§ **Reading text**:
= = = = =

# Columbus, GA, F, B/T



## chiefbrody (Jun 23, 2011)

Type: Dog
Breed: German Shepard
Sex: F
Age: 
Color: Blk/Tan
Size: Large
Coat: Harsh
Run # 33
Log ID: 08092011-153
Tag # 18
Date Impounded: 08/09/2011
Date Adoptable: 08/15/2011

Impounded Animals | Animal Care & Control :: Columbus, Georgia Consolidated Government


----------



## Mawdy'sMom (Apr 26, 2003)

She's a gorgeous coated shepherd ...and looks scared to death and bewildered ..the way my Mawdy did when I rescued her. Teeth look clean - maybe she is not very old??


----------



## Mawdy'sMom (Apr 26, 2003)

= = = = =

§ **Dataset entries**:
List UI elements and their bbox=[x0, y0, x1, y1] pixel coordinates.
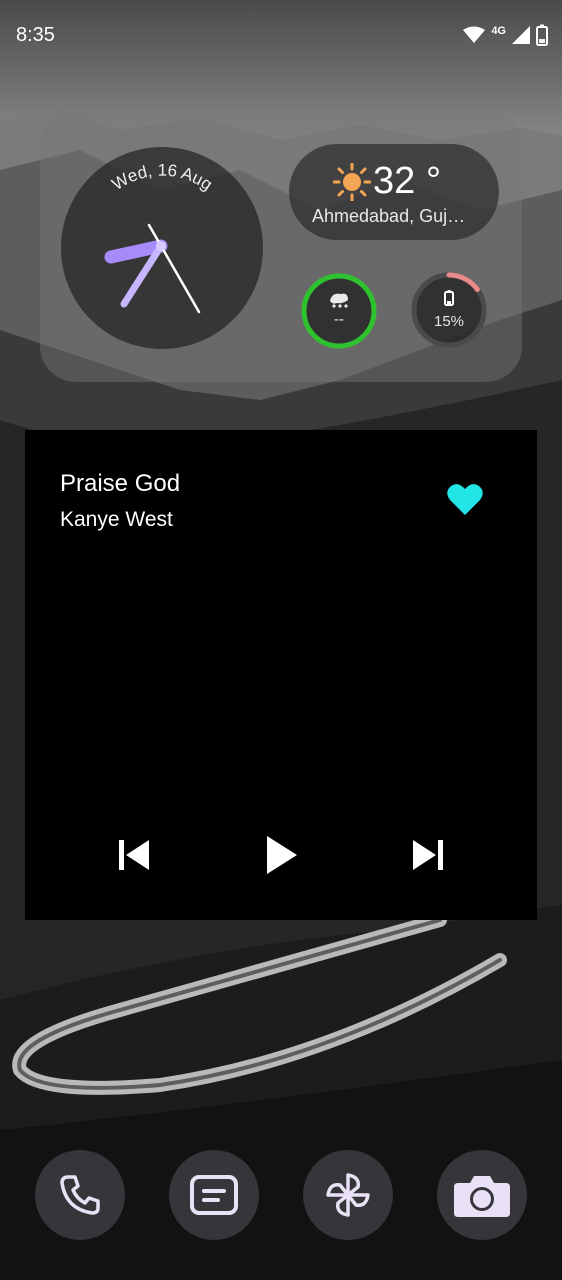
status-icons: 4G bbox=[463, 22, 548, 48]
battery-ring[interactable] bbox=[409, 270, 489, 350]
phone-app[interactable] bbox=[35, 1150, 125, 1240]
pinwheel-icon bbox=[326, 1173, 370, 1217]
status-time: 8:35 bbox=[16, 24, 55, 46]
clock-hands: Wed, 16 Aug bbox=[104, 161, 216, 314]
song-artist: Kanye West bbox=[60, 508, 173, 531]
play-icon[interactable] bbox=[264, 834, 300, 876]
next-track-icon[interactable] bbox=[411, 838, 445, 872]
cloud-icon bbox=[330, 293, 348, 308]
clock-second-hand bbox=[147, 223, 201, 314]
favorite-heart-icon[interactable] bbox=[446, 482, 484, 516]
gallery-app[interactable] bbox=[303, 1150, 393, 1240]
location-label: Ahmedabad, Guj… bbox=[312, 206, 466, 226]
sun-icon bbox=[333, 163, 371, 201]
message-icon bbox=[190, 1175, 238, 1215]
temperature-value: 32 ° bbox=[373, 160, 442, 202]
battery-icon bbox=[536, 24, 548, 46]
weather-condition-label: -- bbox=[334, 311, 344, 328]
battery-percent-label: 15% bbox=[433, 313, 465, 330]
previous-track-icon[interactable] bbox=[117, 838, 151, 872]
camera-icon bbox=[454, 1176, 510, 1217]
clock-date: Wed, 16 Aug bbox=[109, 161, 216, 195]
status-bar: 8:35 4G bbox=[0, 0, 562, 70]
wifi-icon bbox=[463, 26, 486, 43]
signal-icon bbox=[512, 26, 530, 44]
phone-icon bbox=[60, 1175, 100, 1215]
camera-app[interactable] bbox=[437, 1150, 527, 1240]
song-title: Praise God bbox=[60, 470, 181, 497]
messages-app[interactable] bbox=[169, 1150, 259, 1240]
network-type-label: 4G bbox=[491, 25, 506, 37]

= = = = =

§ **Tasks to perform**:
- a) From the forum thread about the impounded shepherd, reproduce the part that opens with the words containing "Impounded Animals |" and closes with "not very old??".
- b) Continue the forum thread about the impounded German Shepherd from the point where it stops.

§ **Final answers**:
- a)
Impounded Animals | Animal Care & Control :: Columbus, Georgia Consolidated Government


----------



## Mawdy'sMom (Apr 26, 2003)

She's a gorgeous coated shepherd ...and looks scared to death and bewildered ..the way my Mawdy did when I rescued her. Teeth look clean - maybe she is not very old??

- b)
She may be in imminent danger... I checked out their website and it seems like they don't keep them very long past their adopt date - which is today.
They also have a coated bi color who looks pure to me.
Anyone in the Georgia area??? These are 2 petty girls!

Mawdy's mom


----------



## gagsd (Apr 24, 2003)

I can pull for an approved and committed rescue.


----------



## pamela berger (Jun 19, 2008)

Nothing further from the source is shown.